-------- Ausgewählter Text
Um den Zorn der auf den Söldnerverdienst angewiesenen Teile der Landbevölkerung in den Griff zu bekommen, verfiel die Regierung darauf, Sündenböcke abzuurteilen, die dann stellvertretend exemplarisch bestraft wurden. Es gelang ihr sogar, mit dem Mailänderbrief die Landschaft 1516 darauf zu verpflichten, sich nicht mehr untereinander zu verbünden und insbesondere nicht gewaltsam gegen die Stadt vorzugehen. (Suter 2017)
Zur Multikrise kommt unmittelbare Kriegsgefahr
Mit der Reformation verschärfte sich die Lage zusätzlich. Zürich stand wieder einmal allein da, wie schon im Vorfeld und im Verlauf des Alten Zürichkrieg (1440-1444). Die katholisch gebliebenen Stände verlangten von der Limmatstadt, sie müsse wieder zum alten Glauben zurückkehren. Und es gab durchaus ernstzunehmende Drohungen für den Fall, dass sie dies nicht täten.
Die Reaktion der Zürcher liest sich in den Worten des Reformators und Zwingli-Nachfolgers Heinrich Bullinger dann so (Reformationsgeschichte Nr. 131, S. 233):
«Sömlichs und anders der glychen mee bewegt ein Statt Zürych an die iren in Statt und auff dem Land zuo werben, und [...] ouch von inen erkondigen, weß sich ein Statt Zürych allenthalben, ob sich krieg und ueberfal zuetrüge, soellte versaehen.
Hieruff gefiel von allen gemeinden ein einhällige Antwort, damitt ein ersamer radt gebätten ward, by dem wort Gottes und heyligen Euvangelio zuo blyben [die Reformation also beizubehalten], bis mitt dem Wort Gottes, ein bessers anzeigt wurde, Item das man sich woelle, so vil müglich, vor krieg vergoumen, und mencklichem raecht pieten und raechtens gestan. Ob aber hierüber sy yemandts bekriegen und überfallen wöllte, wölling die zuo der Statt setzen lib und guot, und Gott lassen walten. Deß verband man sich mit dem Eyd. Also daz do alle waellt wider Zürych was, und insonders alle Eydgenossen, sich wider sy setztind, sy doch sich einhaellig uff Gott verliessen, und hindurch fürend.»
Zumindest stellt Bullinger es so dar, dass hierüber Einigkeit herrschte. Den Reformkräften in der Limmatstadt war es gelungen, nicht nur einen genügend grossen Anteil der Stadtbürger, sondern auch die massgeblichen Kräfte auf der Landschaft von der Richtigkeit und Legitimität ihres Kurses zu überzeugen. Und Kriegsgefahr schweisst bekanntlich eine Gemeinschaft wie kaum etwas anderes zusammen.
----------------
-------- Datensatzauszüge
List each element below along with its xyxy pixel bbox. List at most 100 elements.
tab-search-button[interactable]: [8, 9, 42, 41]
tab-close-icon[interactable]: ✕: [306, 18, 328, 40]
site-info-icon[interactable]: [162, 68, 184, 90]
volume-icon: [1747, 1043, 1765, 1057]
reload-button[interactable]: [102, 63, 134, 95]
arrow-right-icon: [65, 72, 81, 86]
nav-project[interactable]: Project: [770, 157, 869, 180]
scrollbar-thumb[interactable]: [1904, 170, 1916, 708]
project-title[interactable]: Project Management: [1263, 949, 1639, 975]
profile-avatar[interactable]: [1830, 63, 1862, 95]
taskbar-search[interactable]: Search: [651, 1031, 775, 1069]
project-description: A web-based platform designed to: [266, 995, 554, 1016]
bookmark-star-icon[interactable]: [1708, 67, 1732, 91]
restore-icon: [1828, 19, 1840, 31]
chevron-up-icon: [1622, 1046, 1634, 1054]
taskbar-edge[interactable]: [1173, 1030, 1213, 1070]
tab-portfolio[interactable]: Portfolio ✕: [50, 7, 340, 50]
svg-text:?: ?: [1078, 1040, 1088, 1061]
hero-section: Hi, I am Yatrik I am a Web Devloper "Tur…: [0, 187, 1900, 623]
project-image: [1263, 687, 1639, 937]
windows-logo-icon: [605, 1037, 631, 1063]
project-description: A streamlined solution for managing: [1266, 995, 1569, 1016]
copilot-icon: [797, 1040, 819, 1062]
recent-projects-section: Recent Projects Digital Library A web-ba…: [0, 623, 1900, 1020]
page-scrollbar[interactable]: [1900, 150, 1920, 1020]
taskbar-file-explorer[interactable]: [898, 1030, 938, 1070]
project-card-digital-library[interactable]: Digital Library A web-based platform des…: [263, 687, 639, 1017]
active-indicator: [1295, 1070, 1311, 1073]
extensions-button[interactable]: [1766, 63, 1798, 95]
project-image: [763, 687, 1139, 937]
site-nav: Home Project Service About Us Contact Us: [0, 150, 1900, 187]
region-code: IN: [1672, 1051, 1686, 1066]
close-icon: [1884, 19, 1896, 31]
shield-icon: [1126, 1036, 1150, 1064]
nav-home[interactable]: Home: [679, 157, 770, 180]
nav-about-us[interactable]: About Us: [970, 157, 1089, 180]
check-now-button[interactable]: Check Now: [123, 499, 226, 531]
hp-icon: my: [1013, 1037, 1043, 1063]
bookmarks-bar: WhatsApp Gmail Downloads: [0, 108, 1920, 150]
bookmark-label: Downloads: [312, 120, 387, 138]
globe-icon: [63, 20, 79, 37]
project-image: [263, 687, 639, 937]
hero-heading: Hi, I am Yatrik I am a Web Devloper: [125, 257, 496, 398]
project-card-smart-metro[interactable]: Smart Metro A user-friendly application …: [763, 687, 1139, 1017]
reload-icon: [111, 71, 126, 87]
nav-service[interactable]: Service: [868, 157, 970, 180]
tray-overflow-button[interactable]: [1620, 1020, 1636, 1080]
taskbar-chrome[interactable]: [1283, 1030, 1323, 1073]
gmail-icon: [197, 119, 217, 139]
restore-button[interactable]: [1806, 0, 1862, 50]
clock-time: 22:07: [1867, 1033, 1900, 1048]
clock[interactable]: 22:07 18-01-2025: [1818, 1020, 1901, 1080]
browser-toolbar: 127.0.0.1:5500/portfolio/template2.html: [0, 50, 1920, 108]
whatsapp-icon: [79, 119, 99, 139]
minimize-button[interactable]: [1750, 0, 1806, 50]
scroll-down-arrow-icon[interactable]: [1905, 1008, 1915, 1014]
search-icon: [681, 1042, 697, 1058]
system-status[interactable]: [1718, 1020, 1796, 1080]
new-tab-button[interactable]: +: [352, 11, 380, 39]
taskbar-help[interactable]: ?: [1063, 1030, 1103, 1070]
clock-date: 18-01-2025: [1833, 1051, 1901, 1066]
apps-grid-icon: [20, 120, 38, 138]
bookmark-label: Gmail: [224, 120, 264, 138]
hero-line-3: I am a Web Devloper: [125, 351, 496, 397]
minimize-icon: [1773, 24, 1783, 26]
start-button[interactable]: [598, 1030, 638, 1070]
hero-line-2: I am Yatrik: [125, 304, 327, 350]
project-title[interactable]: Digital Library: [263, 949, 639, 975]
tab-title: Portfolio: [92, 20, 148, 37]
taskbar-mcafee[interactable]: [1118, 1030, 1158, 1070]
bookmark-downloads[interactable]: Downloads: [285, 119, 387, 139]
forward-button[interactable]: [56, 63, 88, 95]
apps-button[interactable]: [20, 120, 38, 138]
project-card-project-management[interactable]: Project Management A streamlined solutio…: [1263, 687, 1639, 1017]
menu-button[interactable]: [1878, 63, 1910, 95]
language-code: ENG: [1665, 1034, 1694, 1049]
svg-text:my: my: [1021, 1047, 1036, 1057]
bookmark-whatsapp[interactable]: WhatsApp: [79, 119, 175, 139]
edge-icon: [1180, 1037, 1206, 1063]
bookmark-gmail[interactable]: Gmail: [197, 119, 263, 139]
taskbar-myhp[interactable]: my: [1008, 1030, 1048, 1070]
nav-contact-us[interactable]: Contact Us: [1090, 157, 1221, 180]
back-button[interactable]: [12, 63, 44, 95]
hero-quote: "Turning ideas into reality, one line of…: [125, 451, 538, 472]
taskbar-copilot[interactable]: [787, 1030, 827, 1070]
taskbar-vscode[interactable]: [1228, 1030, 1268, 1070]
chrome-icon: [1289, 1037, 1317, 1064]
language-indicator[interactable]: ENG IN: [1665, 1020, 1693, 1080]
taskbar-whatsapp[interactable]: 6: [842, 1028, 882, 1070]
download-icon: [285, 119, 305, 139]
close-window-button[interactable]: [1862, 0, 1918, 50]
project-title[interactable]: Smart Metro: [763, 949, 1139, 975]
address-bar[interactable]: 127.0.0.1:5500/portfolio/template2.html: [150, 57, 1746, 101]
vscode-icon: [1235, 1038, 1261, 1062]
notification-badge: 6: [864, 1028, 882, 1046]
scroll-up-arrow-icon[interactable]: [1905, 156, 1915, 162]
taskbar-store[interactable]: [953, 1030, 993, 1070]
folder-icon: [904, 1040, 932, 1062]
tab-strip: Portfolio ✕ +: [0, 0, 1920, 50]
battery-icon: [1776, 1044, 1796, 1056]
----------------
-------- Datensatzauszüge
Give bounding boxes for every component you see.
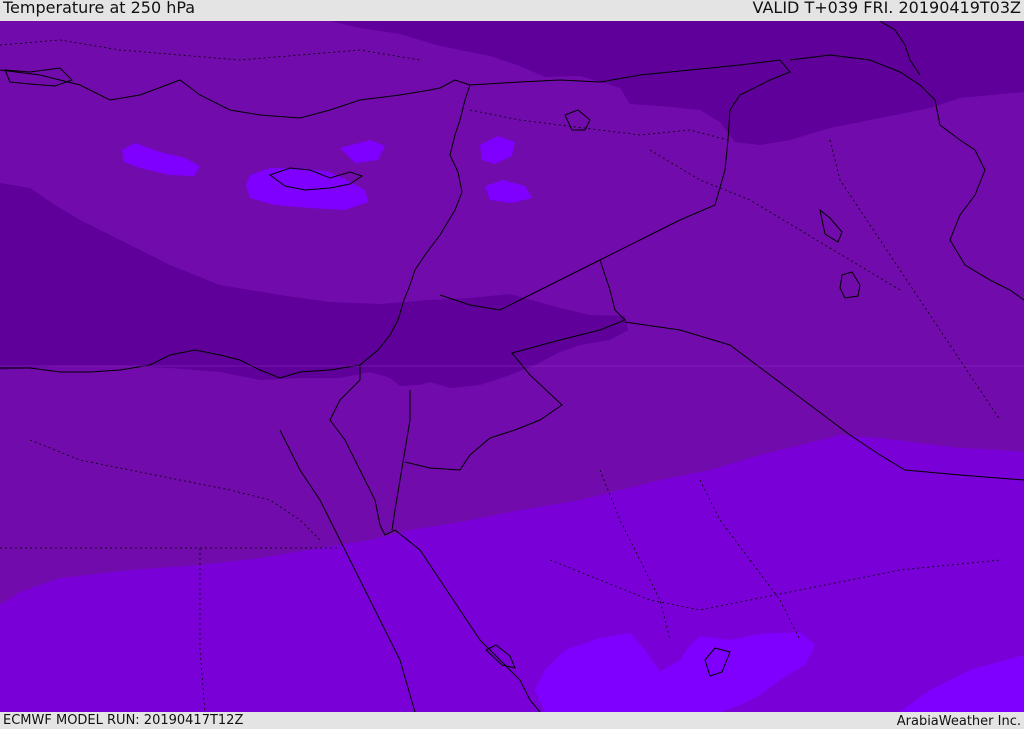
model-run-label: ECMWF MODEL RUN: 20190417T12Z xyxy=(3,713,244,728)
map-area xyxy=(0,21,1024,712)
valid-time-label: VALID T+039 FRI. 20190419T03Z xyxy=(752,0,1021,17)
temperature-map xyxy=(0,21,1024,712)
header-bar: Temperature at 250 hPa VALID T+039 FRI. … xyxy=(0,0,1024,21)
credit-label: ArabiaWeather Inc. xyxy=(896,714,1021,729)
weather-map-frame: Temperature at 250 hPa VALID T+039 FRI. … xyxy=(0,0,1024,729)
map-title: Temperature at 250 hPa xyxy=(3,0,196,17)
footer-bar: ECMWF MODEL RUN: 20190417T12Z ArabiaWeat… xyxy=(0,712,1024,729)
----------------
Aufgabenstellung -
(a) Nenne alle vierstelligen Jahreszahlen aus dem Text über Zürich in der Reformationszeit in der Reihenfolge, in der sie vorkommen.
(b) Schreibe den Text über Zürich in der Reformationszeit im Anschluss an seinen letzten Satz weiter.
Die Datensätze stehen in keinem Zusammenhang mit dem Text über Zürich in der Reformationszeit.

Lösungen -
(a) 1516, 2017, 1440, 1444

(b)
Bei der Klosteraufhebung sollen wir über den Tisch gezogen werden?
Das alles hat aber die Unzufriedenheit über die eigene ökonomische Lage in breiten Bevölkerungskreisen keineswegs zum Verschwinden gebracht. Friedrich Vogel bezeichnet die Ereignisse, die den Zürcher Staat dann 1525 im Innern aufwühlten, denn auch als Religiös-politischer Aufstand. Auch ihm sei hier das Wort erteilt (Vogel 1845, S. 549):
«Die Zeit der Reformation war angebrochen, zahllose Mißbräuche im Kirchlichen wurden abgeschafft und die reine Lehre des Evangeliums hergestellt, die Pensionen wurden abgeschworen [d.h. die Reisläuferei für fremde Machthaber streng begrenzt], die Sitten gereinigt und verbessert, aber der harte ökonomische Druck, der auf dem Landmann haftete, wurde wenig erleichtert. Es ist daher begreiflich, daß der letztere glaubte, weiter gehen zu dürfen als die Reformatoren und mit der geistigen auch die leibliche Freiheit zu erringen suchte. Diese Ansicht war namentlich in Deutschland verbreitet, die Wiedertäufer schürten das Feuer, bis es zuletzt in dem sogenannten Bauernkrieg hoch aufloderte, dessen Flammen auch über die Grenzen der Schweiz drangen und namentlich in unserm Kanton einen gefährlichen Aufstand erweckten, der nur mit großer Mühe gedämpft werden konnte. Wir folgen bei der Erzählung desselben Bullingern, als dem Zeitgenossen.»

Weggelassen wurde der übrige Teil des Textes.